Ruskin, Keith J. MD; Tung, Avery MD, FCCM

doi: 10.1213/ANE.0000000000001550
Editorials: Editorial
Free

Published ahead of print September 13, 2016.

From the Department of Anesthesia and Critical Care, University of Chicago, Chicago, Illinois.

Published ahead of print September 13, 2016.

Accepted for publication July 19, 2016.

The authors declare no conflicts of interest.

Reprints will not be available from the authors.

Address correspondence to Avery Tung, MD, FCCM, Department of Anesthesia and Critical Care, University of Chicago, 5841 S. Maryland Ave, MC4028, Chicago, IL 60637. Address e-mail to atung@dacc.uchicago.edu.

“If I had some duct tape, I could fix that.”

The above is one of the favorite lines of Angus MacGyver, a secret agent, scientist, and protagonist in the eponymous television series.1,2 Known for his ability to solve complex technical problems with everyday items such as paper clips and chewing gum, the verb “macgyver” has entered the American lexicon to describe simple, imaginative fixes to technical problems.

Medicine, and particularly anesthesia, is known for individuals who have advanced anesthesia practice by designing or adapting existing objects to solve knotty clinical problems. Sir Ivan Magill, for example, invented the first endotracheal tube so that inhaled anesthetics could be given to patients with facial burns.3 Arthur Guedel and Ralph Waters further modified Magill’s invention by adding detachable cuffs that sealed the airway. The laryngeal mask airway was the 13th patent of the prolific inventor and anesthesiologist Archie Brain, whose diary entry “Better, use a loop fitting into the anatomic loop of space surrounding the larynx” ultimately revolutionized the practice of outpatient anesthesia.4

Such inventions are only the tip of the MacGyver iceberg, and many other creative solutions have helped the anesthesiologists to navigate their clinical environment. Many anesthesiologists use tape, IVs, gauze, tubing, and other “common” operating room items everyday in a nonstandard fashion to solve problems. Readers of a certain age will recall that an almost mandatory aspect of anesthesia delivery in the 1990s was to constantly monitor lung sounds using an esophageal stethoscope connected to an earpiece. However, moving around the room while tethered to the patient was cumbersome. After some experimentation, one of the authors (KJR) glued a Luer lock adapter to a microphone and attached a small FM transmitter, allowing him to wirelessly monitor the breath sounds using a small FM radio and an earphone. Problem solved!

Your instructions: From the anesthesia editorial, extract verbatim the part that opens with the words containing "doi: 10.1213/ANE.0000000000001550" and closes with "conflicts of interest.".

Records supplied:

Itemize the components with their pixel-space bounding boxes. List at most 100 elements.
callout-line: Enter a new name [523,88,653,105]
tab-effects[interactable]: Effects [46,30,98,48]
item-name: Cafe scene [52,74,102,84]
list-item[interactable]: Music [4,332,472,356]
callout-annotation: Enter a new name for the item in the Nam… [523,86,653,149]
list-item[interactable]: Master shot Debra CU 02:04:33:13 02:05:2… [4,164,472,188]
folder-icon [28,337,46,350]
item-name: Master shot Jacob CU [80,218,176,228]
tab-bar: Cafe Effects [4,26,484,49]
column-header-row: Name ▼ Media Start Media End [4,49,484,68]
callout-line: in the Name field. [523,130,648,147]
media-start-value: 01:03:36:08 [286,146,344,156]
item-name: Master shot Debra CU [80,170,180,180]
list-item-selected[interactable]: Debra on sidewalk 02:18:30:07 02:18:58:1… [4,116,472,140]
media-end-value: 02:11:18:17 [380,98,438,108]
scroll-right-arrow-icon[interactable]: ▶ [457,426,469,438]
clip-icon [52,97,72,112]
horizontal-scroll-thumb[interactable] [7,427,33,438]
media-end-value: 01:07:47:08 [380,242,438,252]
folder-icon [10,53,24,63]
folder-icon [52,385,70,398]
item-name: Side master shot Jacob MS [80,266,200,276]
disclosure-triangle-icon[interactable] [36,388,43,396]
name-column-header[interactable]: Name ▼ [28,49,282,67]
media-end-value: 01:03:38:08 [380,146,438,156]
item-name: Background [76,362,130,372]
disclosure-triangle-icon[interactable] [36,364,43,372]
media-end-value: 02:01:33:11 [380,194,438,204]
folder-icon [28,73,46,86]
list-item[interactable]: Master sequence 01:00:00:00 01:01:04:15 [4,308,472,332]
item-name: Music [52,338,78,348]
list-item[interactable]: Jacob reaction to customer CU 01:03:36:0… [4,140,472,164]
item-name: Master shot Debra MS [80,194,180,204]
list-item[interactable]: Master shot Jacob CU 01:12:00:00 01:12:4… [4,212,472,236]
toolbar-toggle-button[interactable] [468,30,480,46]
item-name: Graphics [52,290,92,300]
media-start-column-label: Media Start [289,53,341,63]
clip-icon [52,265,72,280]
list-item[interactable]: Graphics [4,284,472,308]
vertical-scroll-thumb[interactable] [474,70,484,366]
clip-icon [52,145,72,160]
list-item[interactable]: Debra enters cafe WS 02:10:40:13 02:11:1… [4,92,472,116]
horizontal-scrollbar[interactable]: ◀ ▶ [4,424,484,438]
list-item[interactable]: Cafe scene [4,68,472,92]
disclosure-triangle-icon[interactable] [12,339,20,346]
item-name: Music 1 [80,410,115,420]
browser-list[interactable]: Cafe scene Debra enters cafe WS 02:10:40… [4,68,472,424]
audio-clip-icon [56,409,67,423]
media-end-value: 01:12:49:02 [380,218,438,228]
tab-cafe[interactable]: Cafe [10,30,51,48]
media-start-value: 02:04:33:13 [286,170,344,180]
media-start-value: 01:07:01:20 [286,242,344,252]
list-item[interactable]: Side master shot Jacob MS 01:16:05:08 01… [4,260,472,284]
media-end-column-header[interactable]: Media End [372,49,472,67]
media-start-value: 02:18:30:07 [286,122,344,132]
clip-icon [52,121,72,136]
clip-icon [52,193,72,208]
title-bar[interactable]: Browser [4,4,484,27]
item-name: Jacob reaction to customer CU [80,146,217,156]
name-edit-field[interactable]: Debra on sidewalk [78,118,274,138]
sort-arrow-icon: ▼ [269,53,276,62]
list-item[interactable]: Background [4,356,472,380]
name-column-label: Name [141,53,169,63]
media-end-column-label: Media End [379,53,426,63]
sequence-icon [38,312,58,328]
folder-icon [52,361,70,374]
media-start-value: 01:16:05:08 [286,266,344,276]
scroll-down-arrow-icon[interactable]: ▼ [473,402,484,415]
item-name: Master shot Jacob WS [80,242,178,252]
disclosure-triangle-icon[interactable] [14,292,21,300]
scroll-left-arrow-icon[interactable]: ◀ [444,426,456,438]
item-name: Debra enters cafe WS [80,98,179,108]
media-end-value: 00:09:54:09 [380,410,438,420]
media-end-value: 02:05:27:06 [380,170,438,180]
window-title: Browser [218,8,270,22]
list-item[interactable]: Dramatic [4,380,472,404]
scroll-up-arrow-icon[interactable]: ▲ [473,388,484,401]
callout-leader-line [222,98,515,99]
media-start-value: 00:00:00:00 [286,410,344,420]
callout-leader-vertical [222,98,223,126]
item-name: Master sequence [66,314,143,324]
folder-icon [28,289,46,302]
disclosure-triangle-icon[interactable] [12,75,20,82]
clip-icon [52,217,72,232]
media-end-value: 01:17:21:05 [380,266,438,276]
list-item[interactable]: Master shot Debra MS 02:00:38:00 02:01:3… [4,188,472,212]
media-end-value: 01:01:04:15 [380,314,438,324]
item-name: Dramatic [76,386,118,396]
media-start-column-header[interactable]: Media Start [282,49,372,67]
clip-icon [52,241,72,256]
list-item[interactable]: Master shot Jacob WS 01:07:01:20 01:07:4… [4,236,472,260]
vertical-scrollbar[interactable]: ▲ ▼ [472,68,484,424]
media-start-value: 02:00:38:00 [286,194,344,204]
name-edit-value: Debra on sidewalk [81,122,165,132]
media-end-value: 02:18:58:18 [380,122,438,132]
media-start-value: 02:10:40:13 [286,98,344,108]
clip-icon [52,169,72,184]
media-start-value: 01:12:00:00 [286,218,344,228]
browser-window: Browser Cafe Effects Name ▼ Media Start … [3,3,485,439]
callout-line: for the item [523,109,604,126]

Response box:
doi: 10.1213/ANE.0000000000001550
Editorials: Editorial
Free

Published ahead of print September 13, 2016.

From the Department of Anesthesia and Critical Care, University of Chicago, Chicago, Illinois.

Published ahead of print September 13, 2016.

Accepted for publication July 19, 2016.

The authors declare no conflicts of interest.